### What the task asks
Below are some records: retype them all exactly, but not the pictures.

▼

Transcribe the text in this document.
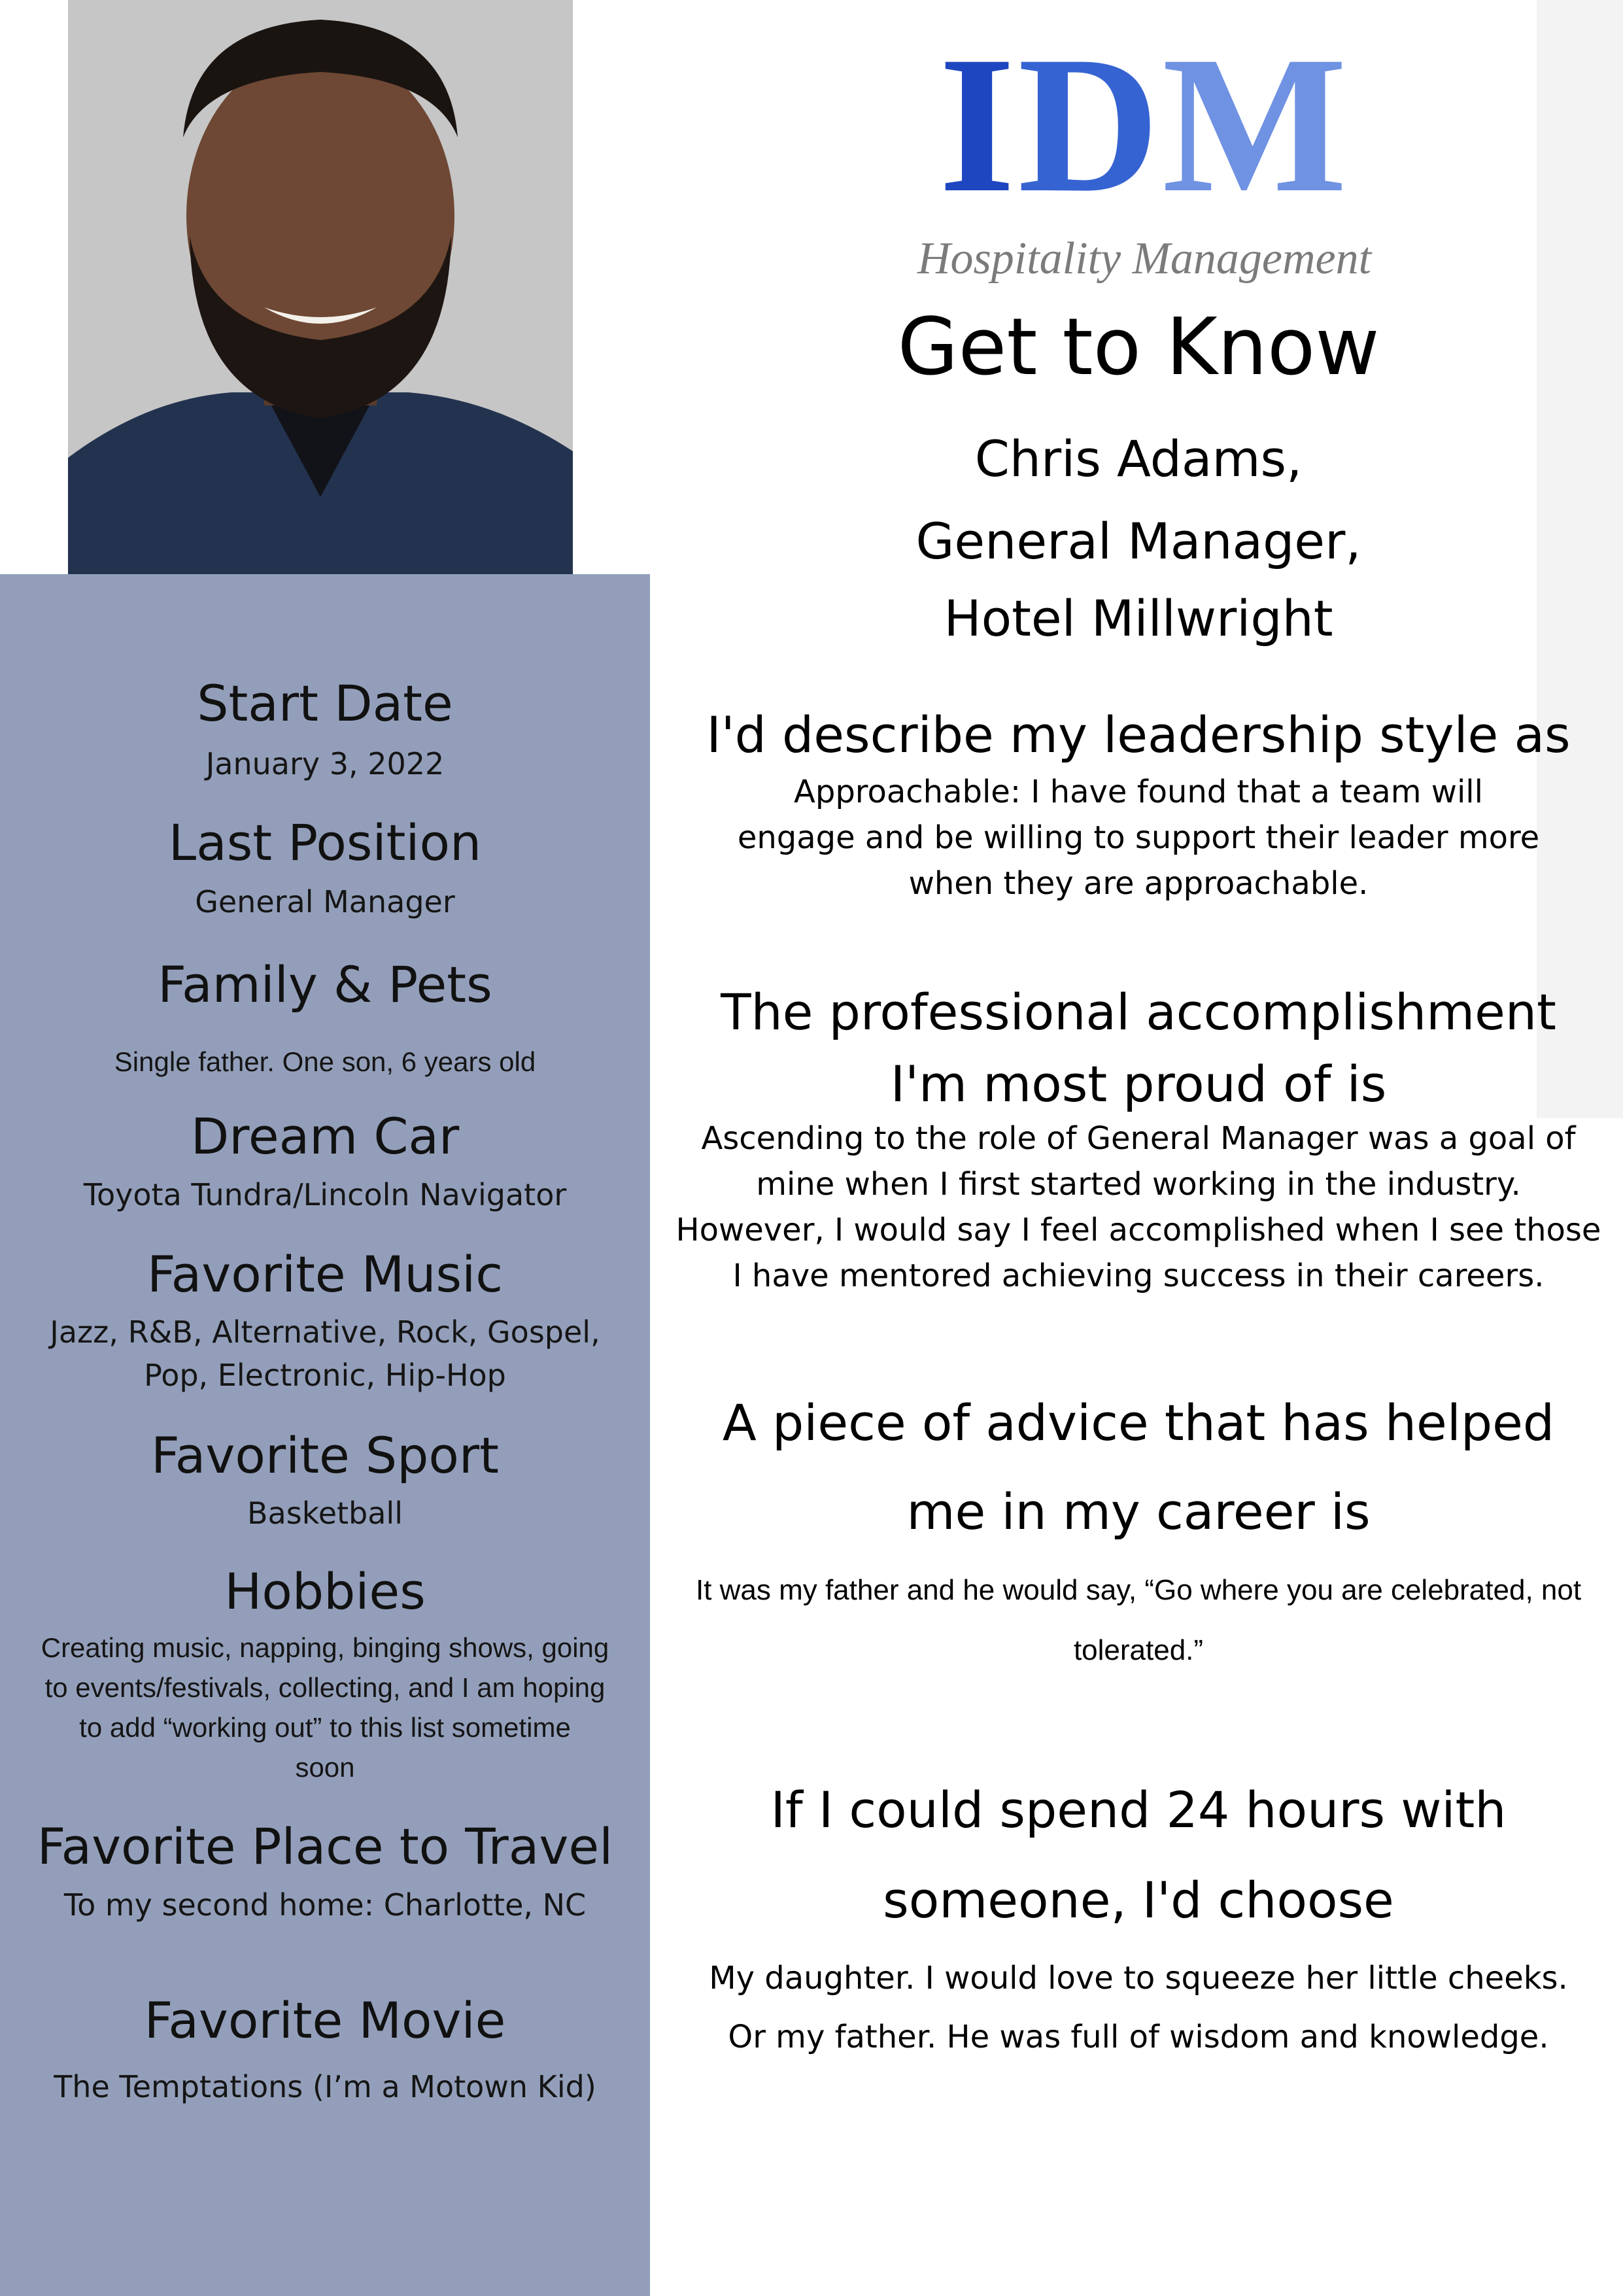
Start Date
January 3, 2022
Last Position
General Manager
Family & Pets
Single father. One son, 6 years old
Dream Car
Toyota Tundra/Lincoln Navigator
Favorite Music
Jazz, R&B, Alternative, Rock, Gospel,
Pop, Electronic, Hip-Hop
Favorite Sport
Basketball
Hobbies
Creating music, napping, binging shows, going
to events/festivals, collecting, and I am hoping
to add “working out” to this list sometime
soon
Favorite Place to Travel
To my second home: Charlotte, NC
Favorite Movie
The Temptations (I’m a Motown Kid)
IDM
Hospitality Management
Get to Know
Chris Adams,
General Manager,
Hotel Millwright
I'd describe my leadership style as
Approachable: I have found that a team will
engage and be willing to support their leader more
when they are approachable.
The professional accomplishment
I'm most proud of is
Ascending to the role of General Manager was a goal of
mine when I first started working in the industry.
However, I would say I feel accomplished when I see those
I have mentored achieving success in their careers.
A piece of advice that has helped
me in my career is
It was my father and he would say, “Go where you are celebrated, not
tolerated.”
If I could spend 24 hours with
someone, I'd choose
My daughter. I would love to squeeze her little cheeks.
Or my father. He was full of wisdom and knowledge.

▲

### Solution to the problem
Transcribe the text in this document.
Start Date
January 3, 2022
Last Position
General Manager
Family & Pets
Single father. One son, 6 years old
Dream Car
Toyota Tundra/Lincoln Navigator
Favorite Music
Jazz, R&B, Alternative, Rock, Gospel,
Pop, Electronic, Hip-Hop
Favorite Sport
Basketball
Hobbies
Creating music, napping, binging shows, going
to events/festivals, collecting, and I am hoping
to add “working out” to this list sometime
soon
Favorite Place to Travel
To my second home: Charlotte, NC
Favorite Movie
The Temptations (I’m a Motown Kid)
IDM
Hospitality Management
Get to Know
Chris Adams,
General Manager,
Hotel Millwright
I'd describe my leadership style as
Approachable: I have found that a team will
engage and be willing to support their leader more
when they are approachable.
The professional accomplishment
I'm most proud of is
Ascending to the role of General Manager was a goal of
mine when I first started working in the industry.
However, I would say I feel accomplished when I see those
I have mentored achieving success in their careers.
A piece of advice that has helped
me in my career is
It was my father and he would say, “Go where you are celebrated, not
tolerated.”
If I could spend 24 hours with
someone, I'd choose
My daughter. I would love to squeeze her little cheeks.
Or my father. He was full of wisdom and knowledge.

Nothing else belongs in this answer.